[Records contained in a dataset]
•••••

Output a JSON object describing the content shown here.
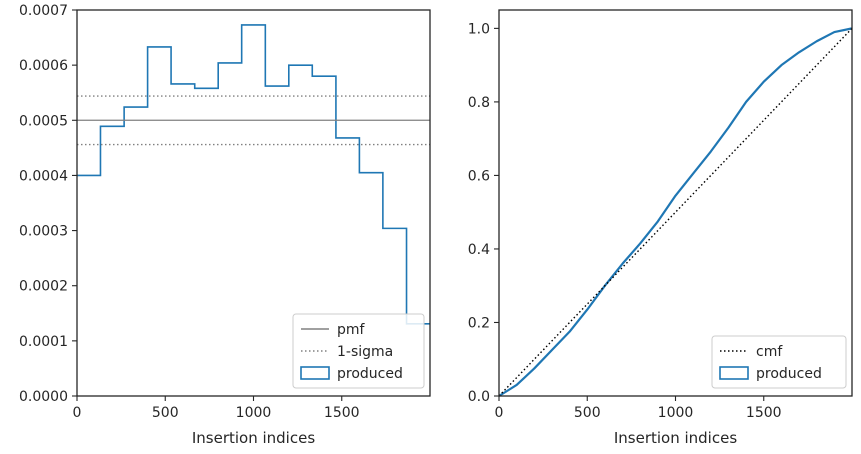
{
  "chart_data": [
    {
      "type": "line",
      "panel": "left",
      "xlabel": "Insertion indices",
      "ylabel": "",
      "xlim": [
        0,
        2000
      ],
      "ylim": [
        0,
        0.0007
      ],
      "xticks": [
        0,
        500,
        1000,
        1500
      ],
      "xtick_labels": [
        "0",
        "500",
        "1000",
        "1500"
      ],
      "yticks": [
        0,
        0.0001,
        0.0002,
        0.0003,
        0.0004,
        0.0005,
        0.0006,
        0.0007
      ],
      "ytick_labels": [
        "0.0000",
        "0.0001",
        "0.0002",
        "0.0003",
        "0.0004",
        "0.0005",
        "0.0006",
        "0.0007"
      ],
      "series": [
        {
          "name": "produced",
          "kind": "step-histogram",
          "color": "#1f77b4",
          "bin_edges": [
            0,
            133,
            267,
            400,
            533,
            667,
            800,
            933,
            1067,
            1200,
            1333,
            1467,
            1600,
            1733,
            1867,
            2000
          ],
          "values": [
            0.0004,
            0.000489,
            0.000524,
            0.000633,
            0.000566,
            0.000558,
            0.000604,
            0.000673,
            0.000562,
            0.0006,
            0.00058,
            0.000468,
            0.000405,
            0.000304,
            0.000131
          ]
        },
        {
          "name": "pmf",
          "kind": "hline",
          "color": "#808080",
          "value": 0.0005
        },
        {
          "name": "1-sigma",
          "kind": "hline-dotted",
          "color": "#808080",
          "values": [
            0.000544,
            0.000456
          ]
        }
      ],
      "legend": {
        "placement": "lower-right",
        "entries": [
          {
            "label": "pmf",
            "style": "solid-line",
            "color": "#808080"
          },
          {
            "label": "1-sigma",
            "style": "dotted-line",
            "color": "#808080"
          },
          {
            "label": "produced",
            "style": "box",
            "color": "#1f77b4"
          }
        ]
      }
    },
    {
      "type": "line",
      "panel": "right",
      "xlabel": "Insertion indices",
      "ylabel": "",
      "xlim": [
        0,
        2000
      ],
      "ylim": [
        0,
        1.05
      ],
      "xticks": [
        0,
        500,
        1000,
        1500
      ],
      "xtick_labels": [
        "0",
        "500",
        "1000",
        "1500"
      ],
      "yticks": [
        0,
        0.2,
        0.4,
        0.6,
        0.8,
        1.0
      ],
      "ytick_labels": [
        "0.0",
        "0.2",
        "0.4",
        "0.6",
        "0.8",
        "1.0"
      ],
      "series": [
        {
          "name": "produced",
          "kind": "step-cumulative",
          "color": "#1f77b4",
          "x": [
            0,
            100,
            200,
            300,
            400,
            500,
            600,
            700,
            800,
            900,
            1000,
            1100,
            1200,
            1300,
            1400,
            1500,
            1600,
            1700,
            1800,
            1900,
            2000
          ],
          "y": [
            0,
            0.03,
            0.075,
            0.125,
            0.175,
            0.235,
            0.3,
            0.36,
            0.415,
            0.475,
            0.545,
            0.605,
            0.665,
            0.73,
            0.8,
            0.855,
            0.9,
            0.935,
            0.965,
            0.99,
            1.0
          ]
        },
        {
          "name": "cmf",
          "kind": "dotted-line",
          "color": "#000000",
          "x": [
            0,
            2000
          ],
          "y": [
            0,
            1.0
          ]
        }
      ],
      "legend": {
        "placement": "lower-right",
        "entries": [
          {
            "label": "cmf",
            "style": "dotted-line",
            "color": "#000000"
          },
          {
            "label": "produced",
            "style": "box",
            "color": "#1f77b4"
          }
        ]
      }
    }
  ]
}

•••••

• AIM
Out of the records, collect only those lines that contain the string "name".

• ANSWER BELOW
          "name": "produced",
          "name": "pmf",
          "name": "1-sigma",
          "name": "produced",
          "name": "cmf",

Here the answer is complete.